*REQUIRED TASK*
Scan the data below for the string "органах". Copy every line where it appears.

** Begin RECORDS FOR THE EXERCISE **

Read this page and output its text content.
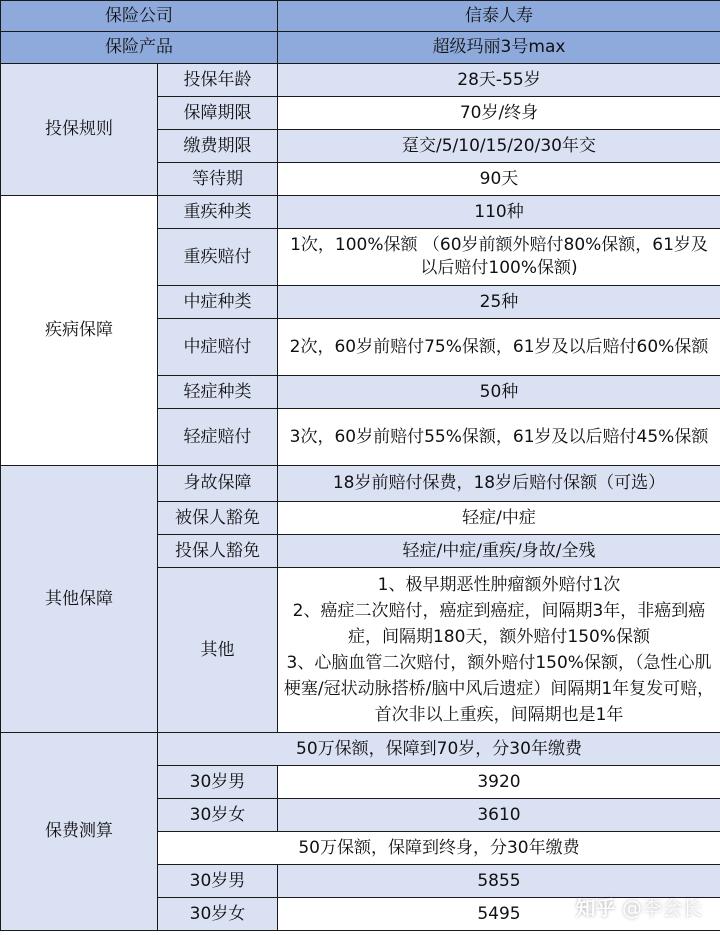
保险公司		信泰人寿
保险产品		超级玛丽3号max
投保规则	投保年龄	28天-55岁
	保障期限	70岁/终身
	缴费期限	趸交/5/10/15/20/30年交
	等待期	90天
疾病保障	重疾种类	110种
	重疾赔付	1次，100%保额 （60岁前额外赔付80%保额，61岁及以后赔付100%保额)
	中症种类	25种
	中症赔付	2次，60岁前赔付75%保额，61岁及以后赔付60%保额
	轻症种类	50种
	轻症赔付	3次，60岁前赔付55%保额，61岁及以后赔付45%保额
其他保障	身故保障	18岁前赔付保费，18岁后赔付保额（可选）
	被保人豁免	轻症/中症
	投保人豁免	轻症/中症/重疾/身故/全残
	其他	1、极早期恶性肿瘤额外赔付1次
2、癌症二次赔付，癌症到癌症，间隔期3年，非癌到癌症，间隔期180天，额外赔付150%保额
3、心脑血管二次赔付，额外赔付150%保额，（急性心肌梗塞/冠状动脉搭桥/脑中风后遗症）间隔期1年复发可赔，首次非以上重疾，间隔期也是1年

保费测算	50万保额，保障到70岁，分30年缴费	
	30岁男	3920
	30岁女	3610
	50万保额，保障到终身，分30年缴费	
	30岁男	5855
	30岁女	5495	知乎 @李会长
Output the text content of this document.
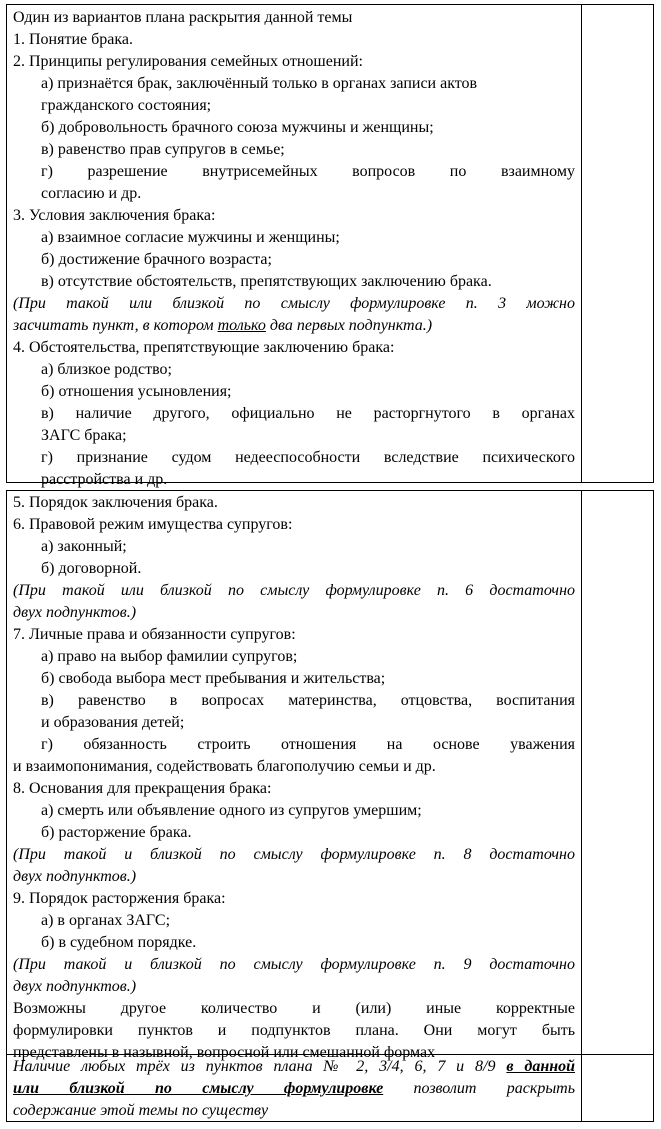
Один из вариантов плана раскрытия данной темы
1. Понятие брака.
2. Принципы регулирования семейных отношений:
а) признаётся брак, заключённый только в органах записи актов
гражданского состояния;
б) добровольность брачного союза мужчины и женщины;
в) равенство прав супругов в семье;
г) разрешение внутрисемейных вопросов по взаимному
согласию и др.
3. Условия заключения брака:
а) взаимное согласие мужчины и женщины;
б) достижение брачного возраста;
в) отсутствие обстоятельств, препятствующих заключению брака.
(При такой или близкой по смыслу формулировке п. 3 можно
засчитать пункт, в котором только два первых подпункта.)
4. Обстоятельства, препятствующие заключению брака:
а) близкое родство;
б) отношения усыновления;
в) наличие другого, официально не расторгнутого в органах
ЗАГС брака;
г) признание судом недееспособности вследствие психического
расстройства и др.
5. Порядок заключения брака.
6. Правовой режим имущества супругов:
а) законный;
б) договорной.
(При такой или близкой по смыслу формулировке п. 6 достаточно
двух подпунктов.)
7. Личные права и обязанности супругов:
а) право на выбор фамилии супругов;
б) свобода выбора мест пребывания и жительства;
в) равенство в вопросах материнства, отцовства, воспитания
и образования детей;
г) обязанность строить отношения на основе уважения
и взаимопонимания, содействовать благополучию семьи и др.
8. Основания для прекращения брака:
а) смерть или объявление одного из супругов умершим;
б) расторжение брака.
(При такой и близкой по смыслу формулировке п. 8 достаточно
двух подпунктов.)
9. Порядок расторжения брака:
а) в органах ЗАГС;
б) в судебном порядке.
(При такой и близкой по смыслу формулировке п. 9 достаточно
двух подпунктов.)
Возможны другое количество и (или) иные корректные
формулировки пунктов и подпунктов плана. Они могут быть
представлены в назывной, вопросной или смешанной формах
Наличие любых трёх из пунктов плана № 2, 3/4, 6, 7 и 8/9 в данной
или близкой по смыслу формулировке позволит раскрыть
содержание этой темы по существу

** End RECORDS FOR THE EXERCISE **

*TASK SOLUTION*
а) признаётся брак, заключённый только в органах записи актов
в) наличие другого, официально не расторгнутого в органах
а) в органах ЗАГС;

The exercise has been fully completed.